● **Prompt**: Copy out the entries below precisely; nothing is to be omitted.

● **Available records**:
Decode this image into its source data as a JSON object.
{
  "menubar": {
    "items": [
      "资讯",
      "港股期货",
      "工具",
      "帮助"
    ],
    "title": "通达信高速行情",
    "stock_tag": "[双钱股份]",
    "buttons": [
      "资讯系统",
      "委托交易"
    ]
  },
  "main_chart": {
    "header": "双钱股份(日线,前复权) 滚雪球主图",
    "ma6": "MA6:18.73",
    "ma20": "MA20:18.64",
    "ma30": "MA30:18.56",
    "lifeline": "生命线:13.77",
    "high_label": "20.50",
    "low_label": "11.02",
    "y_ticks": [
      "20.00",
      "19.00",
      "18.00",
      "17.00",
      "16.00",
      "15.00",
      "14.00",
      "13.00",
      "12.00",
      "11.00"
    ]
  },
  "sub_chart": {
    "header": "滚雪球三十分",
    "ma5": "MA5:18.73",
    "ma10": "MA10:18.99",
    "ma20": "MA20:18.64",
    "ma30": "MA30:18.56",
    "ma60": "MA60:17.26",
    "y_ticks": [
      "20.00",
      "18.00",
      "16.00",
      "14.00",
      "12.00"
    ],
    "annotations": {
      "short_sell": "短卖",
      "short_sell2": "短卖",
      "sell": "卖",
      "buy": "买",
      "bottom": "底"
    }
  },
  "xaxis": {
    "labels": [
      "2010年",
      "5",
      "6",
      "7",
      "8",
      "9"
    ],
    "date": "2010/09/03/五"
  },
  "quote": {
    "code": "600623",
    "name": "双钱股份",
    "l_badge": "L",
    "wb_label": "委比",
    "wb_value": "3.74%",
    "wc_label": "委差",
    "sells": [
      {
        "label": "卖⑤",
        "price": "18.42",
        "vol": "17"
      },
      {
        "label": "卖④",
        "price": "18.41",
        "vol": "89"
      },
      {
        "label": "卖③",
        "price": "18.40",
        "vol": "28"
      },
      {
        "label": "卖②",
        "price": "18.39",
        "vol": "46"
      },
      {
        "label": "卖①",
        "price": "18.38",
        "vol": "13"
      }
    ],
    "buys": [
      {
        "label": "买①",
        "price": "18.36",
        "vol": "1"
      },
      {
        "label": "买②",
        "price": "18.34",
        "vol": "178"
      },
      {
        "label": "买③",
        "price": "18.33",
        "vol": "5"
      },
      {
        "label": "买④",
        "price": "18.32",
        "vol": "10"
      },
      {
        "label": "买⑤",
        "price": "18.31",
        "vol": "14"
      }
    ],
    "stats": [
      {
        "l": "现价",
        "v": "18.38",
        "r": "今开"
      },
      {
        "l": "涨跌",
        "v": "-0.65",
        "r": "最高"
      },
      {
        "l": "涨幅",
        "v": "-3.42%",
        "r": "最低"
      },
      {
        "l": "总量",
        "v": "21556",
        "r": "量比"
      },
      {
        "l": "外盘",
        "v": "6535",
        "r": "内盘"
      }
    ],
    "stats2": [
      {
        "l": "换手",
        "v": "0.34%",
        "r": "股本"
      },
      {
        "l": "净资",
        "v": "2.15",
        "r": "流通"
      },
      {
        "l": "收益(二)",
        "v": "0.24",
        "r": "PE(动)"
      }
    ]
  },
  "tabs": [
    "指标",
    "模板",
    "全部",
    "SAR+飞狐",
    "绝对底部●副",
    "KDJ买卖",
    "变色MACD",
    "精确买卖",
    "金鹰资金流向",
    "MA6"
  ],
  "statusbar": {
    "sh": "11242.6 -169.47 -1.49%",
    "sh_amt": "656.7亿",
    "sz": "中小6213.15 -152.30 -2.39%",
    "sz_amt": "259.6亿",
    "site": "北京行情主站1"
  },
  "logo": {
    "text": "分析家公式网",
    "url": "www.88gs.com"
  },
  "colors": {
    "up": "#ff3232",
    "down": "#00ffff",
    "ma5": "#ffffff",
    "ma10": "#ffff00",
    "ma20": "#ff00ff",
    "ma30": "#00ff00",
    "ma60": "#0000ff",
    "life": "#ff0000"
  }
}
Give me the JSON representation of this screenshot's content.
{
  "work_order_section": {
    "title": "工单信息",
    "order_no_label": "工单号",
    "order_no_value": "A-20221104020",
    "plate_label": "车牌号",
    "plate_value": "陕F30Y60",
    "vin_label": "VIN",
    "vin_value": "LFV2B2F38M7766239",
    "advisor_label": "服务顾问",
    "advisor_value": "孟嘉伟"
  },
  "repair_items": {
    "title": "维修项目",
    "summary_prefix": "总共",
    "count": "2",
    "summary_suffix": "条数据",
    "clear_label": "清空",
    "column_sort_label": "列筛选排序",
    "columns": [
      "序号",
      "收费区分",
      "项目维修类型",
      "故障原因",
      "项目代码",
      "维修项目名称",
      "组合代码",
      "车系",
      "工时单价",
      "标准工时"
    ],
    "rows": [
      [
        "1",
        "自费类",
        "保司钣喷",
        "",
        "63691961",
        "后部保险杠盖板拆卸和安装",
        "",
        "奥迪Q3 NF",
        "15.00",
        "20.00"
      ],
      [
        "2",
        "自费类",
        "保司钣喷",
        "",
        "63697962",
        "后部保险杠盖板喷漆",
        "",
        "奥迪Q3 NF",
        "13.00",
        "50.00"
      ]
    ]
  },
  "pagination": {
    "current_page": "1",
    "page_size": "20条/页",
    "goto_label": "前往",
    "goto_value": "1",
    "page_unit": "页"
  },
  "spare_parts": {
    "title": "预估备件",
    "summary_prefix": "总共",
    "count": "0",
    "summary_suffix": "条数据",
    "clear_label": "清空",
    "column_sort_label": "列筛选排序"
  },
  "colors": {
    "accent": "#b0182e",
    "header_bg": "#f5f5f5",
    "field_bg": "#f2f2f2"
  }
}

● **Result of the exercise**:
Decode this image into its source data as a JSON object.
{
  "menubar": {
    "items": [
      "资讯",
      "港股期货",
      "工具",
      "帮助"
    ],
    "title": "通达信高速行情",
    "stock_tag": "[双钱股份]",
    "buttons": [
      "资讯系统",
      "委托交易"
    ]
  },
  "main_chart": {
    "header": "双钱股份(日线,前复权) 滚雪球主图",
    "ma6": "MA6:18.73",
    "ma20": "MA20:18.64",
    "ma30": "MA30:18.56",
    "lifeline": "生命线:13.77",
    "high_label": "20.50",
    "low_label": "11.02",
    "y_ticks": [
      "20.00",
      "19.00",
      "18.00",
      "17.00",
      "16.00",
      "15.00",
      "14.00",
      "13.00",
      "12.00",
      "11.00"
    ]
  },
  "sub_chart": {
    "header": "滚雪球三十分",
    "ma5": "MA5:18.73",
    "ma10": "MA10:18.99",
    "ma20": "MA20:18.64",
    "ma30": "MA30:18.56",
    "ma60": "MA60:17.26",
    "y_ticks": [
      "20.00",
      "18.00",
      "16.00",
      "14.00",
      "12.00"
    ],
    "annotations": {
      "short_sell": "短卖",
      "short_sell2": "短卖",
      "sell": "卖",
      "buy": "买",
      "bottom": "底"
    }
  },
  "xaxis": {
    "labels": [
      "2010年",
      "5",
      "6",
      "7",
      "8",
      "9"
    ],
    "date": "2010/09/03/五"
  },
  "quote": {
    "code": "600623",
    "name": "双钱股份",
    "l_badge": "L",
    "wb_label": "委比",
    "wb_value": "3.74%",
    "wc_label": "委差",
    "sells": [
      {
        "label": "卖⑤",
        "price": "18.42",
        "vol": "17"
      },
      {
        "label": "卖④",
        "price": "18.41",
        "vol": "89"
      },
      {
        "label": "卖③",
        "price": "18.40",
        "vol": "28"
      },
      {
        "label": "卖②",
        "price": "18.39",
        "vol": "46"
      },
      {
        "label": "卖①",
        "price": "18.38",
        "vol": "13"
      }
    ],
    "buys": [
      {
        "label": "买①",
        "price": "18.36",
        "vol": "1"
      },
      {
        "label": "买②",
        "price": "18.34",
        "vol": "178"
      },
      {
        "label": "买③",
        "price": "18.33",
        "vol": "5"
      },
      {
        "label": "买④",
        "price": "18.32",
        "vol": "10"
      },
      {
        "label": "买⑤",
        "price": "18.31",
        "vol": "14"
      }
    ],
    "stats": [
      {
        "l": "现价",
        "v": "18.38",
        "r": "今开"
      },
      {
        "l": "涨跌",
        "v": "-0.65",
        "r": "最高"
      },
      {
        "l": "涨幅",
        "v": "-3.42%",
        "r": "最低"
      },
      {
        "l": "总量",
        "v": "21556",
        "r": "量比"
      },
      {
        "l": "外盘",
        "v": "6535",
        "r": "内盘"
      }
    ],
    "stats2": [
      {
        "l": "换手",
        "v": "0.34%",
        "r": "股本"
      },
      {
        "l": "净资",
        "v": "2.15",
        "r": "流通"
      },
      {
        "l": "收益(二)",
        "v": "0.24",
        "r": "PE(动)"
      }
    ]
  },
  "tabs": [
    "指标",
    "模板",
    "全部",
    "SAR+飞狐",
    "绝对底部●副",
    "KDJ买卖",
    "变色MACD",
    "精确买卖",
    "金鹰资金流向",
    "MA6"
  ],
  "statusbar": {
    "sh": "11242.6 -169.47 -1.49%",
    "sh_amt": "656.7亿",
    "sz": "中小6213.15 -152.30 -2.39%",
    "sz_amt": "259.6亿",
    "site": "北京行情主站1"
  },
  "logo": {
    "text": "分析家公式网",
    "url": "www.88gs.com"
  },
  "colors": {
    "up": "#ff3232",
    "down": "#00ffff",
    "ma5": "#ffffff",
    "ma10": "#ffff00",
    "ma20": "#ff00ff",
    "ma30": "#00ff00",
    "ma60": "#0000ff",
    "life": "#ff0000"
  }
}
Give me the JSON representation of this screenshot's content.
{
  "work_order_section": {
    "title": "工单信息",
    "order_no_label": "工单号",
    "order_no_value": "A-20221104020",
    "plate_label": "车牌号",
    "plate_value": "陕F30Y60",
    "vin_label": "VIN",
    "vin_value": "LFV2B2F38M7766239",
    "advisor_label": "服务顾问",
    "advisor_value": "孟嘉伟"
  },
  "repair_items": {
    "title": "维修项目",
    "summary_prefix": "总共",
    "count": "2",
    "summary_suffix": "条数据",
    "clear_label": "清空",
    "column_sort_label": "列筛选排序",
    "columns": [
      "序号",
      "收费区分",
      "项目维修类型",
      "故障原因",
      "项目代码",
      "维修项目名称",
      "组合代码",
      "车系",
      "工时单价",
      "标准工时"
    ],
    "rows": [
      [
        "1",
        "自费类",
        "保司钣喷",
        "",
        "63691961",
        "后部保险杠盖板拆卸和安装",
        "",
        "奥迪Q3 NF",
        "15.00",
        "20.00"
      ],
      [
        "2",
        "自费类",
        "保司钣喷",
        "",
        "63697962",
        "后部保险杠盖板喷漆",
        "",
        "奥迪Q3 NF",
        "13.00",
        "50.00"
      ]
    ]
  },
  "pagination": {
    "current_page": "1",
    "page_size": "20条/页",
    "goto_label": "前往",
    "goto_value": "1",
    "page_unit": "页"
  },
  "spare_parts": {
    "title": "预估备件",
    "summary_prefix": "总共",
    "count": "0",
    "summary_suffix": "条数据",
    "clear_label": "清空",
    "column_sort_label": "列筛选排序"
  },
  "colors": {
    "accent": "#b0182e",
    "header_bg": "#f5f5f5",
    "field_bg": "#f2f2f2"
  }
}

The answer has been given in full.